At the meeting in Charlotte, a middle-aged Christian woman spoke very powerfully about how we don’t have much time because Trump will use any kind of alleged “terrorist” incident to justify a much more severe fascist clampdown. At University of Texas El Paso (UTEP), a young woman whose family is from Mexico and undocumented stayed with us all afternoon. She had gone to the Women’s March in El Paso and had been wondering what to do since then, and meeting us gave her direction. Another Latino student at UTEP was initially just filled with rage at Trump’s demonization of Mexicans and wanted to confront a pro-Trump student, but he really had a “light bulb moment” when we walked him through the analysis of Trump as a fascist and the comparison to Nazi Germany. He spent the afternoon with us passing out fliers, and he then came out the next day to our rally and march (in a dust storm!). As noted earlier, a Black student at UTEP (a military veteran in his 30s) took a Call to Action as he was walking, and ended up coming back to our table and staying all afternoon, completely missing his class. There were a number of people we met on the Tour who had this kind of reaction upon reading the Call to Action.

WHAT THIS EXERCISE ASKS:
A) In the passage, what event did the Latino student at UTEP attend the day after handing out fliers?
B) Which individuals does the passage describe meeting at UTEP?
C) Does the passage support each of these statements?
(i) The young woman at UTEP had attended the Women's March in El Paso.
(ii) The Black student at UTEP went to his class after taking a Call to Action.
(iii) The woman who spoke at the Charlotte meeting was a young student.
The material that follows comes from a different source than the passage.

RECORDED DATA:
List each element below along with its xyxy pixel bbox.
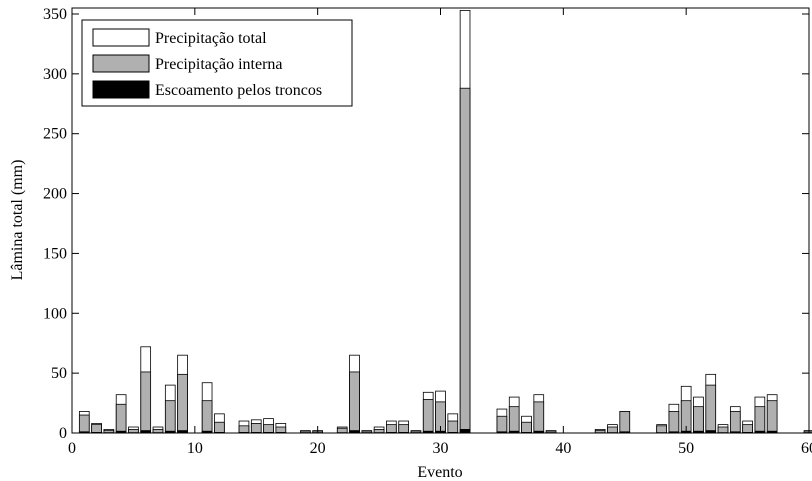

ANSWERS TO THE EXERCISES:
A) He came to the rally and march, which took place in a dust storm.

B)
- A young woman whose family is from Mexico and undocumented
- A Latino student who was initially filled with rage at Trump's demonization of Mexicans
- A Black student who is a military veteran in his 30s

C)
(i) Yes: "She had gone to the Women’s March in El Paso"
(ii) No: "completely missing his class"
(iii) No: "a middle-aged Christian woman spoke very powerfully"